* BEGIN *

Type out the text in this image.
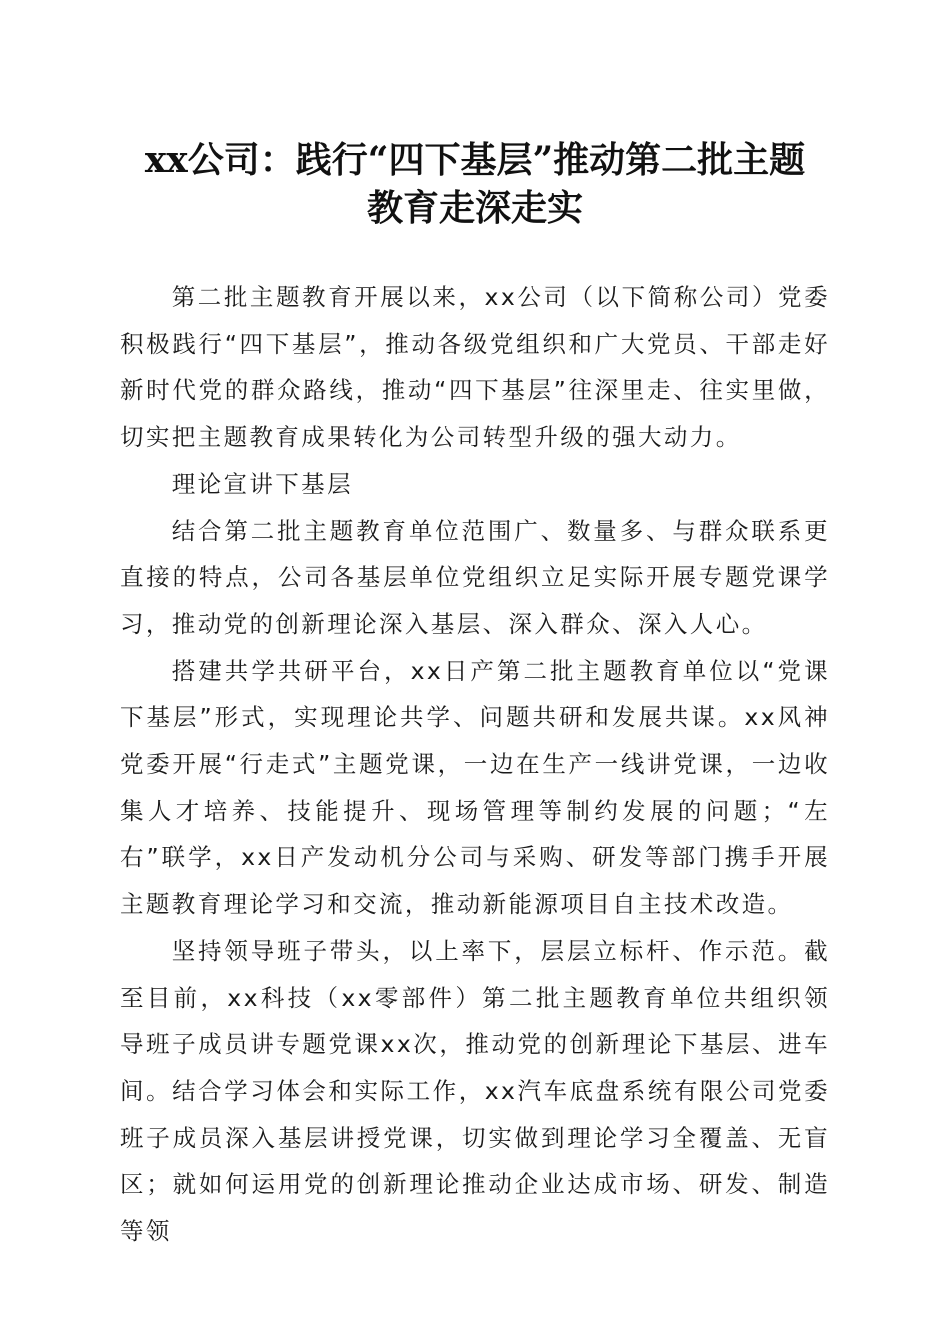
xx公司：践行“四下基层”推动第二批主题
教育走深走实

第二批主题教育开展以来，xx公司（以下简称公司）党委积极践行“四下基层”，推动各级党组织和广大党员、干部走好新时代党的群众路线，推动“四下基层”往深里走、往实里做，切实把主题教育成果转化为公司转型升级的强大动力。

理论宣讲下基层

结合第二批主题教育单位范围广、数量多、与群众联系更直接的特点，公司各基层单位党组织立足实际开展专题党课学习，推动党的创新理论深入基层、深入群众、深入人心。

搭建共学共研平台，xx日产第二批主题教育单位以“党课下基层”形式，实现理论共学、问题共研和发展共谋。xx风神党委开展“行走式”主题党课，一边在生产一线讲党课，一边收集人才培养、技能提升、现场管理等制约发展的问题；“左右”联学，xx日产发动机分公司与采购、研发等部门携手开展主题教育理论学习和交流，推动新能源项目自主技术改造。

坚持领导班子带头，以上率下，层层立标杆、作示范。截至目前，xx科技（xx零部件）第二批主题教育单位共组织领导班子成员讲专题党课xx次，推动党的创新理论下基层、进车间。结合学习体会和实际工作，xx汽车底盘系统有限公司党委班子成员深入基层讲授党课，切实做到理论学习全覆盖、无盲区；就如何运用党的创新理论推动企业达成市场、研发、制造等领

* END *
* BEGIN *

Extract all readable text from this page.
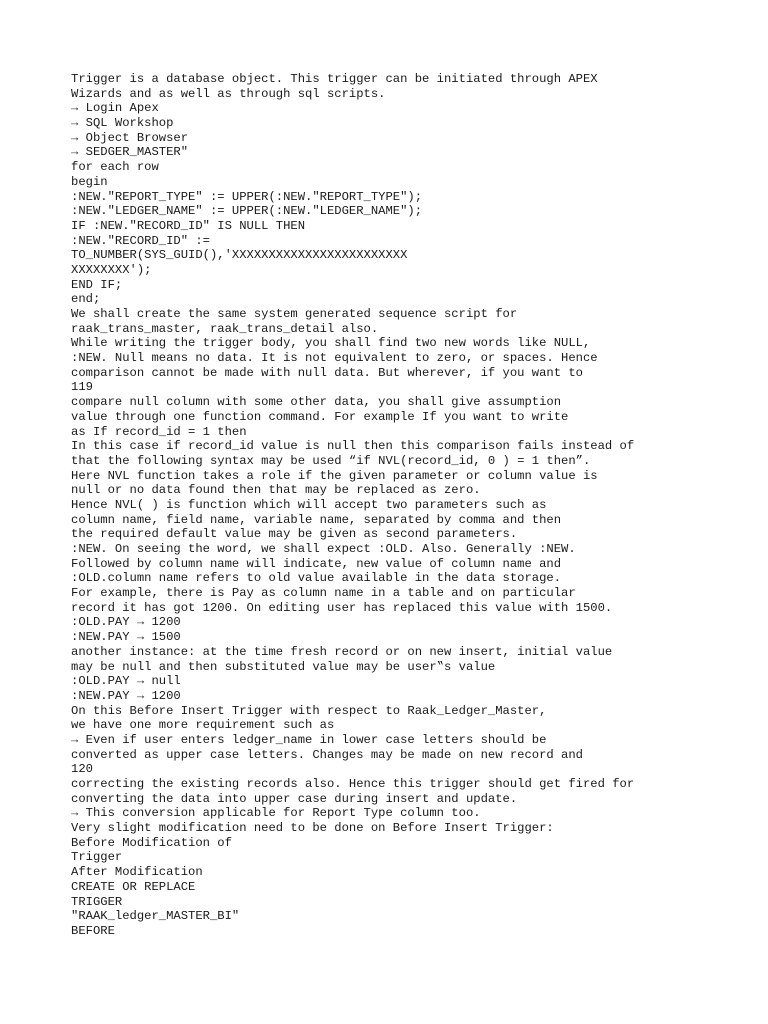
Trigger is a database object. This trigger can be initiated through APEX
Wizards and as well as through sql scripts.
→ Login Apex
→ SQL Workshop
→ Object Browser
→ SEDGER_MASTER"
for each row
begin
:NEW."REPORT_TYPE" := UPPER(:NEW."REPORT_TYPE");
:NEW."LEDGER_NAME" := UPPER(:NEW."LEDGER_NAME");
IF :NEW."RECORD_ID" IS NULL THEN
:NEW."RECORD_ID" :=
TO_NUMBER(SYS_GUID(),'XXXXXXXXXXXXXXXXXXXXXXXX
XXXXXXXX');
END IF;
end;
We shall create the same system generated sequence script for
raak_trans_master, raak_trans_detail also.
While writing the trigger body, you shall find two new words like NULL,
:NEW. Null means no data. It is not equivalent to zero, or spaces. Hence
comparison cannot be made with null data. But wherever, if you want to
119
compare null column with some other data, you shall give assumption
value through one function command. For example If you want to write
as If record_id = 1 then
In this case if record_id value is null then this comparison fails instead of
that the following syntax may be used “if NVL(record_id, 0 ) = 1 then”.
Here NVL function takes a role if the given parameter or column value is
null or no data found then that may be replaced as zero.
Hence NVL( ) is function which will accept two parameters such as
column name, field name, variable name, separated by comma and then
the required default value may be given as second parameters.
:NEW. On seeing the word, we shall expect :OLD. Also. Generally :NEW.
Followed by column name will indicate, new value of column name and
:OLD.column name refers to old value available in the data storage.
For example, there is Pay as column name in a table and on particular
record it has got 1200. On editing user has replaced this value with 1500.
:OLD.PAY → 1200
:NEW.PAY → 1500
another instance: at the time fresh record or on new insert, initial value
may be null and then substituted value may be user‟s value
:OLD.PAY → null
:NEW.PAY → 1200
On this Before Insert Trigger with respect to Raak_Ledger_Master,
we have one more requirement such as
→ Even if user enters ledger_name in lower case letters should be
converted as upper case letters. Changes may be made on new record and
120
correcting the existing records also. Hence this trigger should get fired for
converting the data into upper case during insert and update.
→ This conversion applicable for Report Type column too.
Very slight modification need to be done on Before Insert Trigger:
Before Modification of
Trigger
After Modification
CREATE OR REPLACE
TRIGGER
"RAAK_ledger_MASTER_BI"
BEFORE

* END *

§ Stated exercise
Show every line in the records above that contains the word "such".

§ Output of the exercise
Hence NVL( ) is function which will accept two parameters such as
we have one more requirement such as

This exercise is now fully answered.